## What you should do
Print every line of the records below word for word, changing nothing.

[Element and box listings]
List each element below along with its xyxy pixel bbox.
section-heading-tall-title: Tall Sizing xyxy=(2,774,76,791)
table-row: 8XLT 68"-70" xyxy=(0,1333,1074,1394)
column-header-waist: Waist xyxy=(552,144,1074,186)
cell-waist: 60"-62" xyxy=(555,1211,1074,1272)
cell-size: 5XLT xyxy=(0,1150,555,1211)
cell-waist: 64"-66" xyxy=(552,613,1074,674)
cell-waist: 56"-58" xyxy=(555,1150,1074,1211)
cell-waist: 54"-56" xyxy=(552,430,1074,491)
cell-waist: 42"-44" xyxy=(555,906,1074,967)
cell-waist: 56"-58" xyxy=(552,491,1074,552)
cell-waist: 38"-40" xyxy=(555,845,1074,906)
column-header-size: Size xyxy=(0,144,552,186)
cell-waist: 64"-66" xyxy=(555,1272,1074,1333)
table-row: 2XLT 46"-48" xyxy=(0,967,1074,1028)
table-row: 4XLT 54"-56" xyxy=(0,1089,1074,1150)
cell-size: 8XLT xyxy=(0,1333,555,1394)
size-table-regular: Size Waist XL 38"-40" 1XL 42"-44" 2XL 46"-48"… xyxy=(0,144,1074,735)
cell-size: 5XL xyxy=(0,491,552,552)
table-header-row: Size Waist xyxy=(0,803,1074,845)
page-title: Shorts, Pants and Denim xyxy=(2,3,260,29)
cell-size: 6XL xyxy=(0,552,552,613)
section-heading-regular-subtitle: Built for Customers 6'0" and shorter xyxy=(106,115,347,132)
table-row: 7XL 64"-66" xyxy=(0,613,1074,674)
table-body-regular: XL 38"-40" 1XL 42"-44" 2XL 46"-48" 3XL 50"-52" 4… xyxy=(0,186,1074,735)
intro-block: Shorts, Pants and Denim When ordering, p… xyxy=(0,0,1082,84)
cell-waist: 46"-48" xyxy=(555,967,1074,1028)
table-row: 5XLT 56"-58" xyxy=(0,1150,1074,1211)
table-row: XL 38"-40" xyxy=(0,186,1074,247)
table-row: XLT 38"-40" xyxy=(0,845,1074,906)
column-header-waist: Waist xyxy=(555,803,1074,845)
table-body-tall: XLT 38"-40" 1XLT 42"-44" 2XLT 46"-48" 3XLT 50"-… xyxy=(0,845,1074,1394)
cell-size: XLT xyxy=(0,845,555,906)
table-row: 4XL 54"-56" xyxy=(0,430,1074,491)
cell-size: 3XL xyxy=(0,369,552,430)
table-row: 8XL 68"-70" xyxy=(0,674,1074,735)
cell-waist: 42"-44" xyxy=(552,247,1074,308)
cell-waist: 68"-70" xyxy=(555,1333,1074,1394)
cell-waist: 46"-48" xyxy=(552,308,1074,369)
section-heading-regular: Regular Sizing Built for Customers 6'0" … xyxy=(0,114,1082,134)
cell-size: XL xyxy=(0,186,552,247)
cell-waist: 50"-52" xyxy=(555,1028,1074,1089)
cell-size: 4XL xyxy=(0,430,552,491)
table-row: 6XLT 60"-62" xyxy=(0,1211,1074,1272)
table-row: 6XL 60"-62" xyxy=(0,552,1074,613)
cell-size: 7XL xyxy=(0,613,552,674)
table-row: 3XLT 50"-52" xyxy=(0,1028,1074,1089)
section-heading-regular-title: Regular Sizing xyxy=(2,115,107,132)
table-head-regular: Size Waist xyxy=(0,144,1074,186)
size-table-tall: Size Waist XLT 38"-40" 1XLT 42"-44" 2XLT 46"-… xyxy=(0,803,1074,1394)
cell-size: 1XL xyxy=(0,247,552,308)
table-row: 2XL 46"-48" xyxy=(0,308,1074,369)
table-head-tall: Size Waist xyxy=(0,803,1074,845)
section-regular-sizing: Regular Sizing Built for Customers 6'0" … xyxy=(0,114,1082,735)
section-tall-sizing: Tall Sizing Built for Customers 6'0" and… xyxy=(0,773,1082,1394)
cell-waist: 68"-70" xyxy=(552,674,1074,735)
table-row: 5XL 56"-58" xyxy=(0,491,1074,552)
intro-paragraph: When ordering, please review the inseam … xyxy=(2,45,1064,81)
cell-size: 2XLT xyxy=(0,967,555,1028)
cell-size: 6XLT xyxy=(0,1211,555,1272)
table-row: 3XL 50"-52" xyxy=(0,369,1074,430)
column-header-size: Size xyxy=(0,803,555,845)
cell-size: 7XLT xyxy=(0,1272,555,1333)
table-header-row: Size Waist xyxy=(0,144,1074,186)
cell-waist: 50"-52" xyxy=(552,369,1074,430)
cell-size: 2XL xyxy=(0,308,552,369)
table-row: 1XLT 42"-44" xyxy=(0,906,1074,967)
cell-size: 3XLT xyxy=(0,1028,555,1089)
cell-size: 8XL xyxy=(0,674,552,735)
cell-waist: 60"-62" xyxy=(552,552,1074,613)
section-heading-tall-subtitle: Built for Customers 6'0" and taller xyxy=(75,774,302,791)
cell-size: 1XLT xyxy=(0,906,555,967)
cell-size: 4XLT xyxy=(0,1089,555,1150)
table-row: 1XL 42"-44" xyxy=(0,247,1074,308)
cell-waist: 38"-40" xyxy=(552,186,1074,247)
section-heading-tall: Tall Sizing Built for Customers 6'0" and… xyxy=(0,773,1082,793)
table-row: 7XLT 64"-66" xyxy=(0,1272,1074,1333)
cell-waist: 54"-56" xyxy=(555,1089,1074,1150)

## Exercise solution
List each element below along with its xyxy pixel bbox.
section-heading-tall-title: Tall Sizing xyxy=(2,774,76,791)
table-row: 8XLT 68"-70" xyxy=(0,1333,1074,1394)
column-header-waist: Waist xyxy=(552,144,1074,186)
cell-waist: 60"-62" xyxy=(555,1211,1074,1272)
cell-size: 5XLT xyxy=(0,1150,555,1211)
cell-waist: 64"-66" xyxy=(552,613,1074,674)
cell-waist: 56"-58" xyxy=(555,1150,1074,1211)
cell-waist: 54"-56" xyxy=(552,430,1074,491)
cell-waist: 42"-44" xyxy=(555,906,1074,967)
cell-waist: 56"-58" xyxy=(552,491,1074,552)
cell-waist: 38"-40" xyxy=(555,845,1074,906)
column-header-size: Size xyxy=(0,144,552,186)
cell-waist: 64"-66" xyxy=(555,1272,1074,1333)
table-row: 2XLT 46"-48" xyxy=(0,967,1074,1028)
table-row: 4XLT 54"-56" xyxy=(0,1089,1074,1150)
cell-size: 8XLT xyxy=(0,1333,555,1394)
size-table-regular: Size Waist XL 38"-40" 1XL 42"-44" 2XL 46"-48"… xyxy=(0,144,1074,735)
cell-size: 5XL xyxy=(0,491,552,552)
table-header-row: Size Waist xyxy=(0,803,1074,845)
page-title: Shorts, Pants and Denim xyxy=(2,3,260,29)
cell-size: 6XL xyxy=(0,552,552,613)
section-heading-regular-subtitle: Built for Customers 6'0" and shorter xyxy=(106,115,347,132)
table-row: 7XL 64"-66" xyxy=(0,613,1074,674)
table-body-regular: XL 38"-40" 1XL 42"-44" 2XL 46"-48" 3XL 50"-52" 4… xyxy=(0,186,1074,735)
intro-block: Shorts, Pants and Denim When ordering, p… xyxy=(0,0,1082,84)
cell-waist: 46"-48" xyxy=(555,967,1074,1028)
table-row: 5XLT 56"-58" xyxy=(0,1150,1074,1211)
table-row: XL 38"-40" xyxy=(0,186,1074,247)
table-row: XLT 38"-40" xyxy=(0,845,1074,906)
column-header-waist: Waist xyxy=(555,803,1074,845)
table-body-tall: XLT 38"-40" 1XLT 42"-44" 2XLT 46"-48" 3XLT 50"-… xyxy=(0,845,1074,1394)
cell-size: XLT xyxy=(0,845,555,906)
table-row: 4XL 54"-56" xyxy=(0,430,1074,491)
cell-size: 3XL xyxy=(0,369,552,430)
table-row: 8XL 68"-70" xyxy=(0,674,1074,735)
cell-waist: 42"-44" xyxy=(552,247,1074,308)
cell-waist: 68"-70" xyxy=(555,1333,1074,1394)
cell-waist: 46"-48" xyxy=(552,308,1074,369)
section-heading-regular: Regular Sizing Built for Customers 6'0" … xyxy=(0,114,1082,134)
cell-size: XL xyxy=(0,186,552,247)
cell-waist: 50"-52" xyxy=(555,1028,1074,1089)
cell-size: 4XL xyxy=(0,430,552,491)
table-row: 6XLT 60"-62" xyxy=(0,1211,1074,1272)
table-row: 6XL 60"-62" xyxy=(0,552,1074,613)
cell-size: 7XL xyxy=(0,613,552,674)
table-row: 3XLT 50"-52" xyxy=(0,1028,1074,1089)
section-heading-regular-title: Regular Sizing xyxy=(2,115,107,132)
table-head-regular: Size Waist xyxy=(0,144,1074,186)
size-table-tall: Size Waist XLT 38"-40" 1XLT 42"-44" 2XLT 46"-… xyxy=(0,803,1074,1394)
cell-size: 1XL xyxy=(0,247,552,308)
table-row: 2XL 46"-48" xyxy=(0,308,1074,369)
table-head-tall: Size Waist xyxy=(0,803,1074,845)
section-regular-sizing: Regular Sizing Built for Customers 6'0" … xyxy=(0,114,1082,735)
section-tall-sizing: Tall Sizing Built for Customers 6'0" and… xyxy=(0,773,1082,1394)
cell-waist: 68"-70" xyxy=(552,674,1074,735)
table-row: 5XL 56"-58" xyxy=(0,491,1074,552)
intro-paragraph: When ordering, please review the inseam … xyxy=(2,45,1064,81)
cell-size: 2XLT xyxy=(0,967,555,1028)
cell-size: 6XLT xyxy=(0,1211,555,1272)
table-row: 3XL 50"-52" xyxy=(0,369,1074,430)
column-header-size: Size xyxy=(0,803,555,845)
cell-size: 7XLT xyxy=(0,1272,555,1333)
table-header-row: Size Waist xyxy=(0,144,1074,186)
cell-waist: 50"-52" xyxy=(552,369,1074,430)
cell-size: 2XL xyxy=(0,308,552,369)
table-row: 1XLT 42"-44" xyxy=(0,906,1074,967)
cell-size: 3XLT xyxy=(0,1028,555,1089)
cell-size: 8XL xyxy=(0,674,552,735)
cell-waist: 60"-62" xyxy=(552,552,1074,613)
section-heading-tall-subtitle: Built for Customers 6'0" and taller xyxy=(75,774,302,791)
cell-size: 1XLT xyxy=(0,906,555,967)
cell-size: 4XLT xyxy=(0,1089,555,1150)
table-row: 1XL 42"-44" xyxy=(0,247,1074,308)
cell-waist: 38"-40" xyxy=(552,186,1074,247)
section-heading-tall: Tall Sizing Built for Customers 6'0" and… xyxy=(0,773,1082,793)
table-row: 7XLT 64"-66" xyxy=(0,1272,1074,1333)
cell-waist: 54"-56" xyxy=(555,1089,1074,1150)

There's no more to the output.